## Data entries
▬▬▬▬▬▬▬▬▬▬
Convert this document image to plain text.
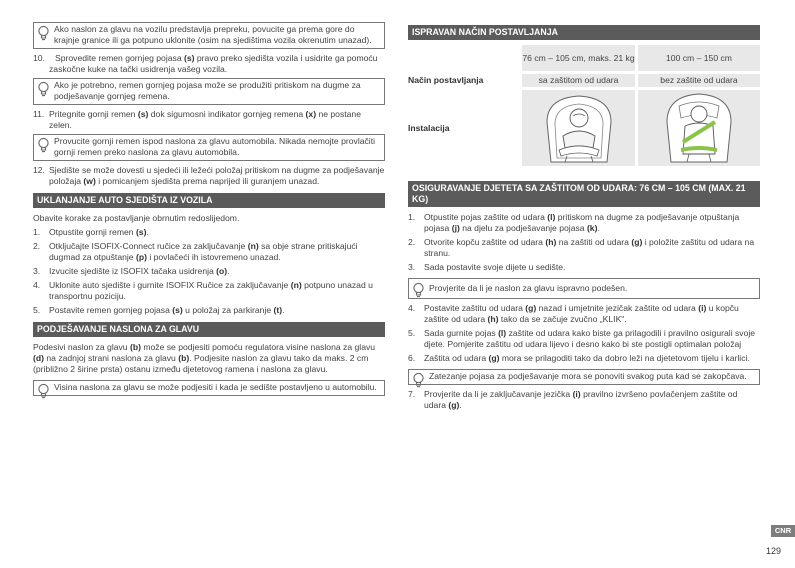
Ako naslon za glavu na vozilu predstavlja prepreku, povucite ga prema gore do krajnje granice ili ga potpuno uklonite (osim na sjedištima vozila okrenutim unazad).
10. Sprovedite remen gornjeg pojasa (s) pravo preko sjedišta vozila i usidrite ga pomoću zaskočne kuke na tački usidrenja vašeg vozila.
Ako je potrebno, remen gornjeg pojasa može se produžiti pritiskom na dugme za podješavanje gornjeg remena.
11. Pritegnite gornji remen (s) dok sigumosni indikator gornjeg remena (x) ne postane zelen.
Provucite gornji remen ispod naslona za glavu automobila. Nikada nemojte provlačiti gornji remen preko naslona za glavu automobila.
12. Sjedište se može dovesti u sjedeći ili ležeći položaj pritiskom na dugme za podješavanje položaja (w) i pomicanjem sjedišta prema naprijed ili guranjem unazad.
UKLANJANJE AUTO SJEDIŠTA IZ VOZILA

Obavite korake za postavljanje obrnutim redoslijedom.

1. Otpustite gornji remen (s).
2. Otključajte ISOFIX-Connect ručice za zaključavanje (n) sa obje strane pritiskajući dugmad za otpuštanje (p) i povlačeći ih istovremeno unazad.
3. Izvucite sjedište iz ISOFIX tačaka usidrenja (o).
4. Uklonite auto sjedište i gurnite ISOFIX Ručice za zaključavanje (n) potpuno unazad u transportnu poziciju.
5. Postavite remen gornjeg pojasa (s) u položaj za parkiranje (t).
PODJEŠAVANJE NASLONA ZA GLAVU

Podesivi naslon za glavu (b) može se podjesiti pomoću regulatora visine naslona za glavu (d) na zadnjoj strani naslona za glavu (b). Podjesite naslon za glavu tako da maks. 2 cm (približno 2 širine prsta) ostanu između djetetovog ramena i naslona za glavu.

Visina naslona za glavu se može podjesiti i kada je sedište postavljeno u automobilu.
ISPRAVAN NAČIN POSTAVLJANJA
		76 cm – 105 cm, maks. 21 kg		100 cm – 150 cm

Način postavljanja		sa zaštitom od udara		bez zaštite od udara

Instalacija		

OSIGURAVANJE DJETETA SA ZAŠTITOM OD UDARA: 76 CM – 105 CM (MAX. 21 KG)
1. Otpustite pojas zaštite od udara (l) pritiskom na dugme za podješavanje otpuštanja pojasa (j) na djelu za podješavanje pojasa (k).
2. Otvorite kopču zaštite od udara (h) na zaštiti od udara (g) i položite zaštitu od udara na stranu.
3. Sada postavite svoje dijete u sedište.
Provjerite da li je naslon za glavu ispravno podešen.
4. Postavite zaštitu od udara (g) nazad i umjetnite jezičak zaštite od udara (i) u kopču zaštite od udara (h) tako da se začuje zvučno „KLIK".
5. Sada gurnite pojas (l) zaštite od udara kako biste ga prilagodili i pravilno osigurali svoje djete. Pomjerite zaštitu od udara lijevo i desno kako bi ste postigli optimalan položaj
6. Zaštita od udara (g) mora se prilagoditi tako da dobro leži na djetetovom tijelu i karlici.
Zatezanje pojasa za podješavanje mora se ponoviti svakog puta kad se zakopčava.
7. Provjerite da li je zaključavanje jezička (i) pravilno izvršeno povlačenjem zaštite od udara (g).
CNR
129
▬▬▬▬▬▬▬▬▬▬
## EXERCISE DETAILS
Transcribe the material exactly, keeping every word and none of the pictures.

## SOLUTION FOR THIS TASK
Convert this document image to plain text.
Ako naslon za glavu na vozilu predstavlja prepreku, povucite ga prema gore do krajnje granice ili ga potpuno uklonite (osim na sjedištima vozila okrenutim unazad).
10. Sprovedite remen gornjeg pojasa (s) pravo preko sjedišta vozila i usidrite ga pomoću zaskočne kuke na tački usidrenja vašeg vozila.
Ako je potrebno, remen gornjeg pojasa može se produžiti pritiskom na dugme za podješavanje gornjeg remena.
11. Pritegnite gornji remen (s) dok sigumosni indikator gornjeg remena (x) ne postane zelen.
Provucite gornji remen ispod naslona za glavu automobila. Nikada nemojte provlačiti gornji remen preko naslona za glavu automobila.
12. Sjedište se može dovesti u sjedeći ili ležeći položaj pritiskom na dugme za podješavanje položaja (w) i pomicanjem sjedišta prema naprijed ili guranjem unazad.
UKLANJANJE AUTO SJEDIŠTA IZ VOZILA

Obavite korake za postavljanje obrnutim redoslijedom.

1. Otpustite gornji remen (s).
2. Otključajte ISOFIX-Connect ručice za zaključavanje (n) sa obje strane pritiskajući dugmad za otpuštanje (p) i povlačeći ih istovremeno unazad.
3. Izvucite sjedište iz ISOFIX tačaka usidrenja (o).
4. Uklonite auto sjedište i gurnite ISOFIX Ručice za zaključavanje (n) potpuno unazad u transportnu poziciju.
5. Postavite remen gornjeg pojasa (s) u položaj za parkiranje (t).
PODJEŠAVANJE NASLONA ZA GLAVU

Podesivi naslon za glavu (b) može se podjesiti pomoću regulatora visine naslona za glavu (d) na zadnjoj strani naslona za glavu (b). Podjesite naslon za glavu tako da maks. 2 cm (približno 2 širine prsta) ostanu između djetetovog ramena i naslona za glavu.

Visina naslona za glavu se može podjesiti i kada je sedište postavljeno u automobilu.
ISPRAVAN NAČIN POSTAVLJANJA
		76 cm – 105 cm, maks. 21 kg		100 cm – 150 cm

Način postavljanja		sa zaštitom od udara		bez zaštite od udara

Instalacija		

OSIGURAVANJE DJETETA SA ZAŠTITOM OD UDARA: 76 CM – 105 CM (MAX. 21 KG)
1. Otpustite pojas zaštite od udara (l) pritiskom na dugme za podješavanje otpuštanja pojasa (j) na djelu za podješavanje pojasa (k).
2. Otvorite kopču zaštite od udara (h) na zaštiti od udara (g) i položite zaštitu od udara na stranu.
3. Sada postavite svoje dijete u sedište.
Provjerite da li je naslon za glavu ispravno podešen.
4. Postavite zaštitu od udara (g) nazad i umjetnite jezičak zaštite od udara (i) u kopču zaštite od udara (h) tako da se začuje zvučno „KLIK".
5. Sada gurnite pojas (l) zaštite od udara kako biste ga prilagodili i pravilno osigurali svoje djete. Pomjerite zaštitu od udara lijevo i desno kako bi ste postigli optimalan položaj
6. Zaštita od udara (g) mora se prilagoditi tako da dobro leži na djetetovom tijelu i karlici.
Zatezanje pojasa za podješavanje mora se ponoviti svakog puta kad se zakopčava.
7. Provjerite da li je zaključavanje jezička (i) pravilno izvršeno povlačenjem zaštite od udara (g).
CNR
129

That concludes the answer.